= EXERCISE GOAL =
Check each line of the listing for the string "selected", count the lines that have it, and answer with that number only.

= DATASET RECORDS =
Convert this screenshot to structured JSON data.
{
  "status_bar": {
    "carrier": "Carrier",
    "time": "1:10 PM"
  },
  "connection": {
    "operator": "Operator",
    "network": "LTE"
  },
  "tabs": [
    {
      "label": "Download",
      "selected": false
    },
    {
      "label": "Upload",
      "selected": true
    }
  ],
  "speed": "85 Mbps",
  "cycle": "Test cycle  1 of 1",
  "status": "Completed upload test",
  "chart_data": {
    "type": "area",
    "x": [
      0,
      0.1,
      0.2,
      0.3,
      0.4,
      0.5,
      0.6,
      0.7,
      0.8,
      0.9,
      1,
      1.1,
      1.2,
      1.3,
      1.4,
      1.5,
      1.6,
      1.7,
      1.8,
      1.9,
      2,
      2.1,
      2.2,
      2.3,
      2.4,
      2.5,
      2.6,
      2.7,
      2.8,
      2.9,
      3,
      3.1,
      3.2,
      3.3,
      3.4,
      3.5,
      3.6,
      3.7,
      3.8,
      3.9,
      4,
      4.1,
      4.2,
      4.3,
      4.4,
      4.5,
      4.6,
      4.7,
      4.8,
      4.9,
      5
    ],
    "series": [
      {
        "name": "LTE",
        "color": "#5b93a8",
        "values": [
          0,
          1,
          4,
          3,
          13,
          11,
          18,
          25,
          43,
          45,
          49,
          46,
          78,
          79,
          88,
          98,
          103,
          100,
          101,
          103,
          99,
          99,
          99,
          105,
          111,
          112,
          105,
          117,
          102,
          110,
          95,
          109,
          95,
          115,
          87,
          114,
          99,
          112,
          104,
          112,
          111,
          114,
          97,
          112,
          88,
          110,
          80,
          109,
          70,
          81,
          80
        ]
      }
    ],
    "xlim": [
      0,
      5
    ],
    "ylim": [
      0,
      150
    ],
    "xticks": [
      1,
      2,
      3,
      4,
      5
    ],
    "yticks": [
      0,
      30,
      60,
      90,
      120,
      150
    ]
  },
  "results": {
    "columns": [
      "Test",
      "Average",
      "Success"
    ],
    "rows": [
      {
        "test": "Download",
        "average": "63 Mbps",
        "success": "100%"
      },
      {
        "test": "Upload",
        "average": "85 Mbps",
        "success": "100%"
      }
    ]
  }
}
* * *
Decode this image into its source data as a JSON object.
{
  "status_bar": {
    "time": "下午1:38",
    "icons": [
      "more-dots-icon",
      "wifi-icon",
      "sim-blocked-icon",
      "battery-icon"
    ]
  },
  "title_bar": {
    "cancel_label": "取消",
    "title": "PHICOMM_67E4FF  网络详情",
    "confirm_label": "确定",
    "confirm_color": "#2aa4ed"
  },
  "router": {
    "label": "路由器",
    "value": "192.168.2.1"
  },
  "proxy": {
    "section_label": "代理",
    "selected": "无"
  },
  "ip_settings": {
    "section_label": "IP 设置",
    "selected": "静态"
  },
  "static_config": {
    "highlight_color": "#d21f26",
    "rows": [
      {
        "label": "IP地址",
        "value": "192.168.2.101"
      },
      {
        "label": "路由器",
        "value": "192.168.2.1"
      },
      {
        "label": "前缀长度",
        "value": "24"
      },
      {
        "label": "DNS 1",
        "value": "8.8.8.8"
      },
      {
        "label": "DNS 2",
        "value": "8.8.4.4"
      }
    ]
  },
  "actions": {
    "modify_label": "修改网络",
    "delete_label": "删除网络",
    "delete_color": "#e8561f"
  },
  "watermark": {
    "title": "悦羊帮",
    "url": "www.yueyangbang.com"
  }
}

= FULL SOLUTION =
4